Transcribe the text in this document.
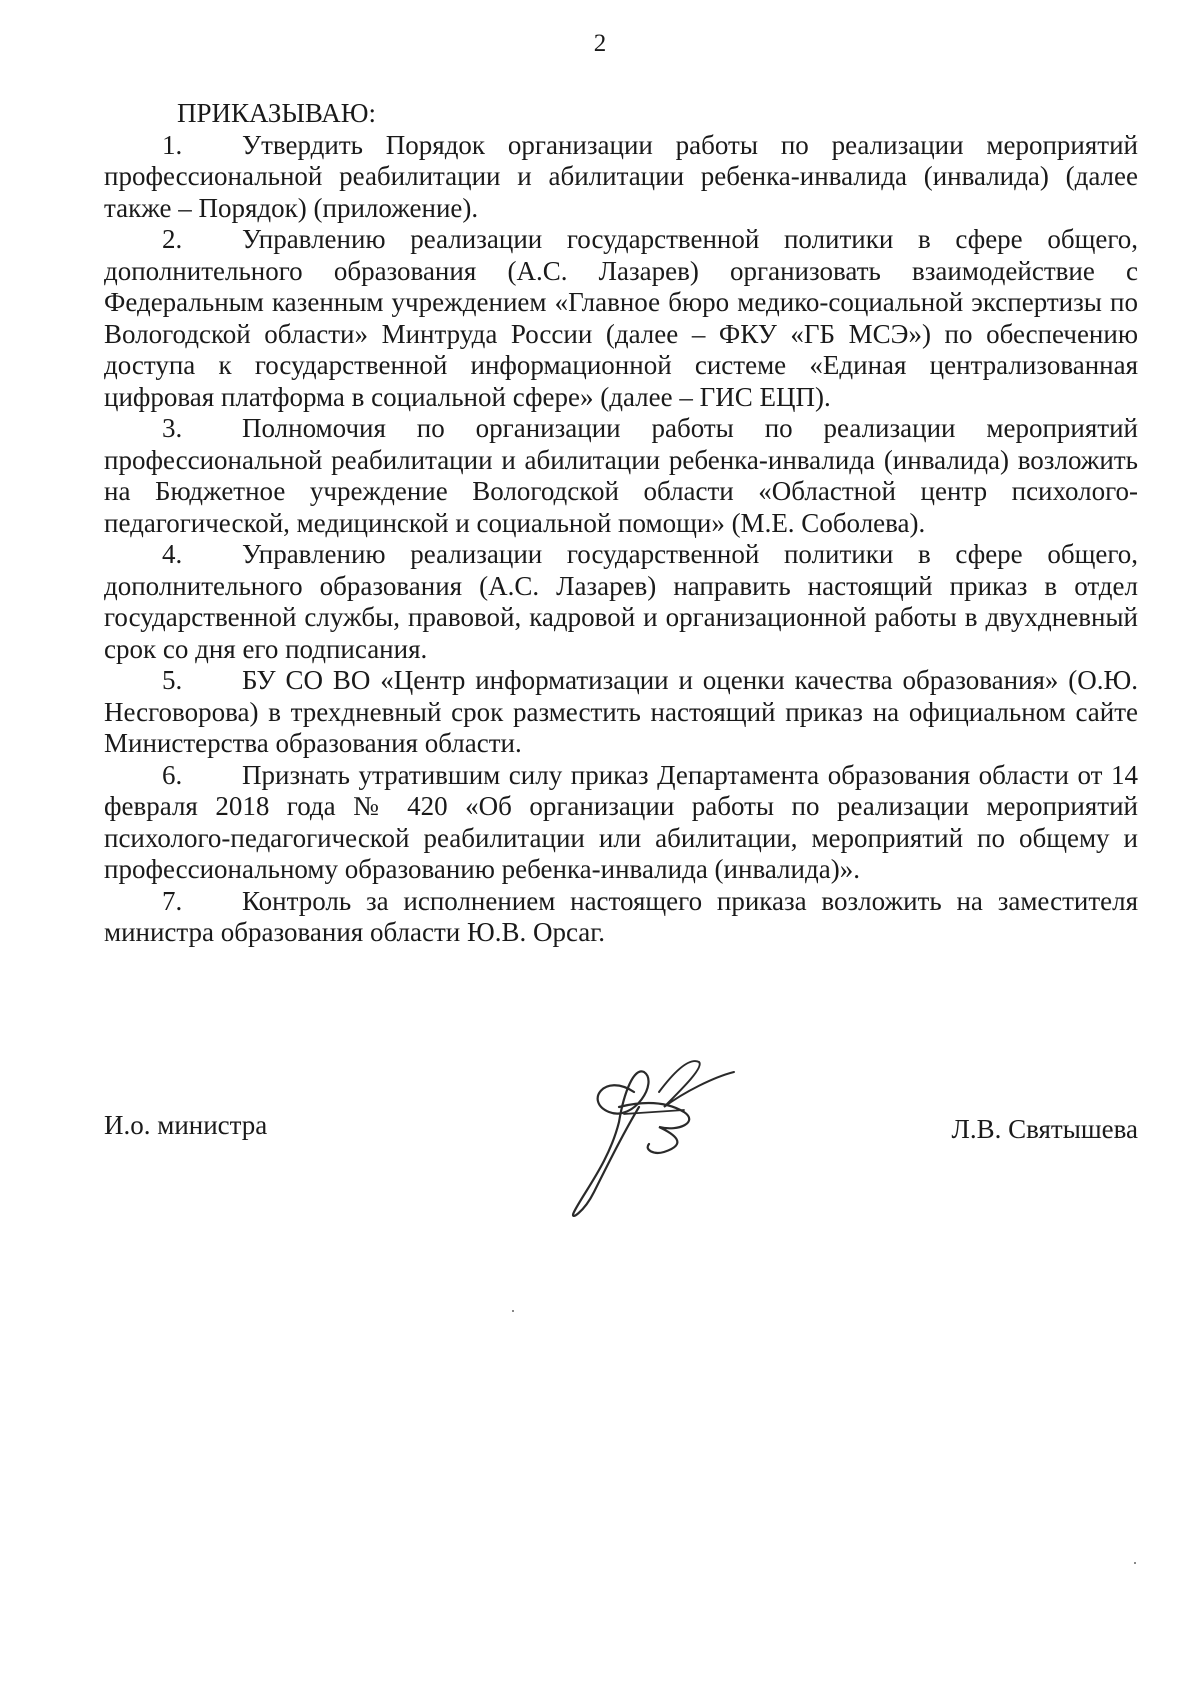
2

ПРИКАЗЫВАЮ:

1. Утвердить Порядок организации работы по реализации мероприятий профессиональной реабилитации и абилитации ребенка-инвалида (инвалида) (далее также – Порядок) (приложение).

2. Управлению реализации государственной политики в сфере общего, дополнительного образования (А.С. Лазарев) организовать взаимодействие с Федеральным казенным учреждением «Главное бюро медико-социальной экспертизы по Вологодской области» Минтруда России (далее – ФКУ «ГБ МСЭ») по обеспечению доступа к государственной информационной системе «Единая централизованная цифровая платформа в социальной сфере» (далее – ГИС ЕЦП).

3. Полномочия по организации работы по реализации мероприятий профессиональной реабилитации и абилитации ребенка-инвалида (инвалида) возложить на Бюджетное учреждение Вологодской области «Областной центр психолого-педагогической, медицинской и социальной помощи» (М.Е. Соболева).

4. Управлению реализации государственной политики в сфере общего, дополнительного образования (А.С. Лазарев) направить настоящий приказ в отдел государственной службы, правовой, кадровой и организационной работы в двухдневный срок со дня его подписания.

5. БУ СО ВО «Центр информатизации и оценки качества образования» (О.Ю. Несговорова) в трехдневный срок разместить настоящий приказ на официальном сайте Министерства образования области.

6. Признать утратившим силу приказ Департамента образования области от 14 февраля 2018 года № 420 «Об организации работы по реализации мероприятий психолого-педагогической реабилитации или абилитации, мероприятий по общему и профессиональному образованию ребенка-инвалида (инвалида)».

7. Контроль за исполнением настоящего приказа возложить на заместителя министра образования области Ю.В. Орсаг.

И.о. министра	Л.В. Святышева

TASK BRIEF: Copy every line that contains the string "настоящий".

FULL RESPONSE:
4. Управлению реализации государственной политики в сфере общего, дополнительного образования (А.С. Лазарев) направить настоящий приказ в отдел государственной службы, правовой, кадровой и организационной работы в двухдневный срок со дня его подписания.
5. БУ СО ВО «Центр информатизации и оценки качества образования» (О.Ю. Несговорова) в трехдневный срок разместить настоящий приказ на официальном сайте Министерства образования области.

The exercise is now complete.